# CHALLENGE
Return each line of the listing below, unchanged, and omit the images.

# ENTRIES SUPPLIED
□ □ □ □

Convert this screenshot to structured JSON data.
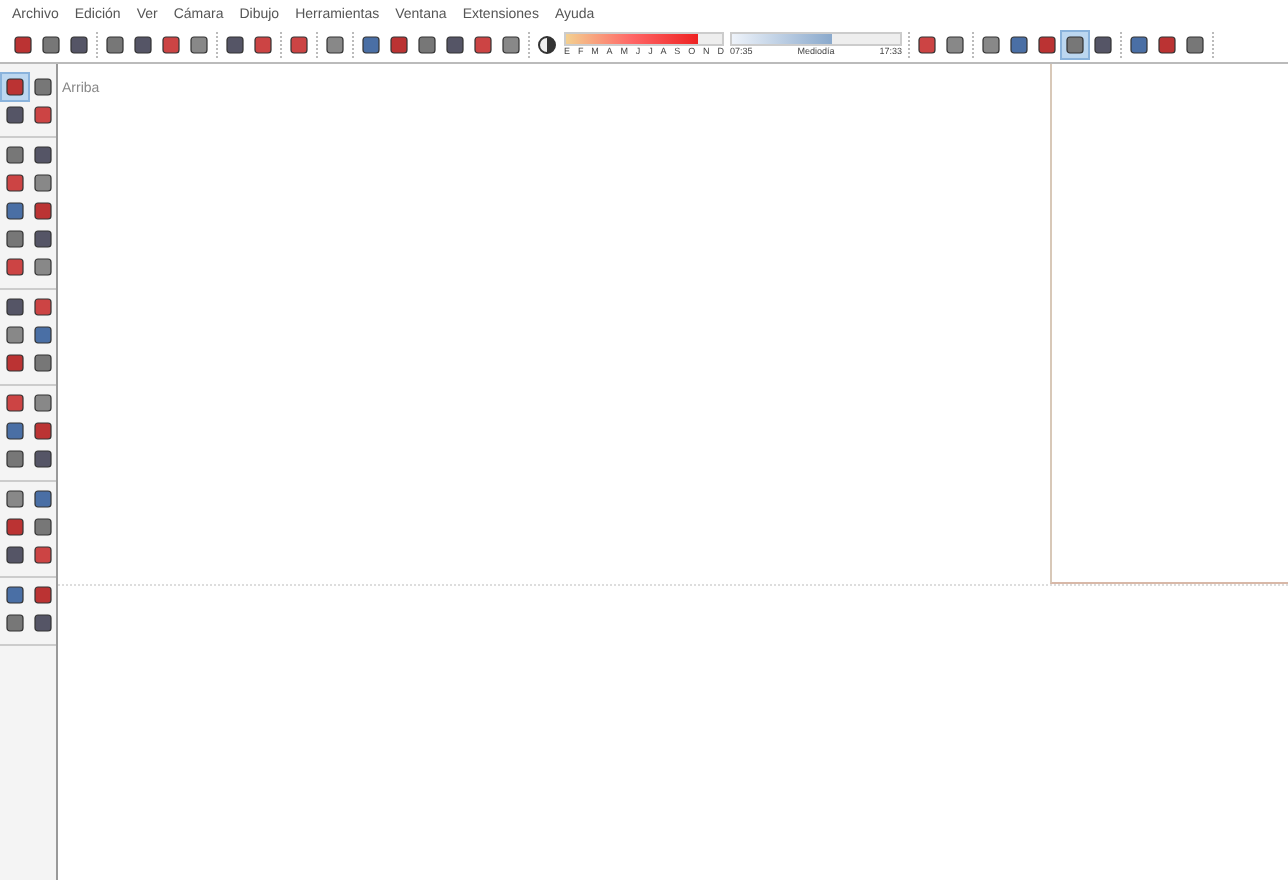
{
  "menu": [
    "Archivo",
    "Edición",
    "Ver",
    "Cámara",
    "Dibujo",
    "Herramientas",
    "Ventana",
    "Extensiones",
    "Ayuda"
  ],
  "toolbar": {
    "groups": [
      {
        "icons": [
          {
            "selected": false
          },
          {
            "selected": false
          },
          {
            "selected": false
          }
        ]
      },
      {
        "icons": [
          {
            "selected": false
          },
          {
            "selected": false
          },
          {
            "selected": false
          },
          {
            "selected": false
          }
        ]
      },
      {
        "icons": [
          {
            "selected": false
          },
          {
            "selected": false
          }
        ]
      },
      {
        "icons": [
          {
            "selected": false
          }
        ]
      },
      {
        "icons": [
          {
            "selected": false
          }
        ]
      },
      {
        "icons": [
          {
            "selected": false
          },
          {
            "selected": false
          },
          {
            "selected": false
          },
          {
            "selected": false
          },
          {
            "selected": false
          },
          {
            "selected": false
          }
        ]
      }
    ],
    "shadows": {
      "months": [
        "E",
        "F",
        "M",
        "A",
        "M",
        "J",
        "J",
        "A",
        "S",
        "O",
        "N",
        "D"
      ],
      "month_slider": {
        "level": 0.85
      },
      "time_start": "07:35",
      "time_mid": "Mediodía",
      "time_end": "17:33",
      "time_slider": {
        "level": 0.6
      }
    },
    "groups_after": [
      {
        "icons": [
          {
            "selected": false
          },
          {
            "selected": false
          }
        ]
      },
      {
        "icons": [
          {
            "selected": false
          },
          {
            "selected": false
          },
          {
            "selected": false
          },
          {
            "selected": true
          },
          {
            "selected": false
          }
        ]
      },
      {
        "icons": [
          {
            "selected": false
          },
          {
            "selected": false
          },
          {
            "selected": false
          }
        ]
      }
    ]
  },
  "palette": [
    {
      "icons": [
        {
          "selected": true
        },
        {
          "selected": false
        },
        {
          "selected": false
        },
        {
          "selected": false
        }
      ]
    },
    {
      "icons": [
        {
          "selected": false
        },
        {
          "selected": false
        },
        {
          "selected": false
        },
        {
          "selected": false
        },
        {
          "selected": false
        },
        {
          "selected": false
        },
        {
          "selected": false
        },
        {
          "selected": false
        },
        {
          "selected": false
        },
        {
          "selected": false
        }
      ]
    },
    {
      "icons": [
        {
          "selected": false
        },
        {
          "selected": false
        },
        {
          "selected": false
        },
        {
          "selected": false
        },
        {
          "selected": false
        },
        {
          "selected": false
        }
      ]
    },
    {
      "icons": [
        {
          "selected": false
        },
        {
          "selected": false
        },
        {
          "selected": false
        },
        {
          "selected": false
        },
        {
          "selected": false
        },
        {
          "selected": false
        }
      ]
    },
    {
      "icons": [
        {
          "selected": false
        },
        {
          "selected": false
        },
        {
          "selected": false
        },
        {
          "selected": false
        },
        {
          "selected": false
        },
        {
          "selected": false
        }
      ]
    },
    {
      "icons": [
        {
          "selected": false
        },
        {
          "selected": false
        },
        {
          "selected": false
        },
        {
          "selected": false
        }
      ]
    }
  ],
  "viewport": {
    "view_name": "Arriba"
  }
}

□ □ □ □

# THE RESULT
Convert this screenshot to structured JSON data.
{
  "menu": [
    "Archivo",
    "Edición",
    "Ver",
    "Cámara",
    "Dibujo",
    "Herramientas",
    "Ventana",
    "Extensiones",
    "Ayuda"
  ],
  "toolbar": {
    "groups": [
      {
        "icons": [
          {
            "selected": false
          },
          {
            "selected": false
          },
          {
            "selected": false
          }
        ]
      },
      {
        "icons": [
          {
            "selected": false
          },
          {
            "selected": false
          },
          {
            "selected": false
          },
          {
            "selected": false
          }
        ]
      },
      {
        "icons": [
          {
            "selected": false
          },
          {
            "selected": false
          }
        ]
      },
      {
        "icons": [
          {
            "selected": false
          }
        ]
      },
      {
        "icons": [
          {
            "selected": false
          }
        ]
      },
      {
        "icons": [
          {
            "selected": false
          },
          {
            "selected": false
          },
          {
            "selected": false
          },
          {
            "selected": false
          },
          {
            "selected": false
          },
          {
            "selected": false
          }
        ]
      }
    ],
    "shadows": {
      "months": [
        "E",
        "F",
        "M",
        "A",
        "M",
        "J",
        "J",
        "A",
        "S",
        "O",
        "N",
        "D"
      ],
      "month_slider": {
        "level": 0.85
      },
      "time_start": "07:35",
      "time_mid": "Mediodía",
      "time_end": "17:33",
      "time_slider": {
        "level": 0.6
      }
    },
    "groups_after": [
      {
        "icons": [
          {
            "selected": false
          },
          {
            "selected": false
          }
        ]
      },
      {
        "icons": [
          {
            "selected": false
          },
          {
            "selected": false
          },
          {
            "selected": false
          },
          {
            "selected": true
          },
          {
            "selected": false
          }
        ]
      },
      {
        "icons": [
          {
            "selected": false
          },
          {
            "selected": false
          },
          {
            "selected": false
          }
        ]
      }
    ]
  },
  "palette": [
    {
      "icons": [
        {
          "selected": true
        },
        {
          "selected": false
        },
        {
          "selected": false
        },
        {
          "selected": false
        }
      ]
    },
    {
      "icons": [
        {
          "selected": false
        },
        {
          "selected": false
        },
        {
          "selected": false
        },
        {
          "selected": false
        },
        {
          "selected": false
        },
        {
          "selected": false
        },
        {
          "selected": false
        },
        {
          "selected": false
        },
        {
          "selected": false
        },
        {
          "selected": false
        }
      ]
    },
    {
      "icons": [
        {
          "selected": false
        },
        {
          "selected": false
        },
        {
          "selected": false
        },
        {
          "selected": false
        },
        {
          "selected": false
        },
        {
          "selected": false
        }
      ]
    },
    {
      "icons": [
        {
          "selected": false
        },
        {
          "selected": false
        },
        {
          "selected": false
        },
        {
          "selected": false
        },
        {
          "selected": false
        },
        {
          "selected": false
        }
      ]
    },
    {
      "icons": [
        {
          "selected": false
        },
        {
          "selected": false
        },
        {
          "selected": false
        },
        {
          "selected": false
        },
        {
          "selected": false
        },
        {
          "selected": false
        }
      ]
    },
    {
      "icons": [
        {
          "selected": false
        },
        {
          "selected": false
        },
        {
          "selected": false
        },
        {
          "selected": false
        }
      ]
    }
  ],
  "viewport": {
    "view_name": "Arriba"
  }
}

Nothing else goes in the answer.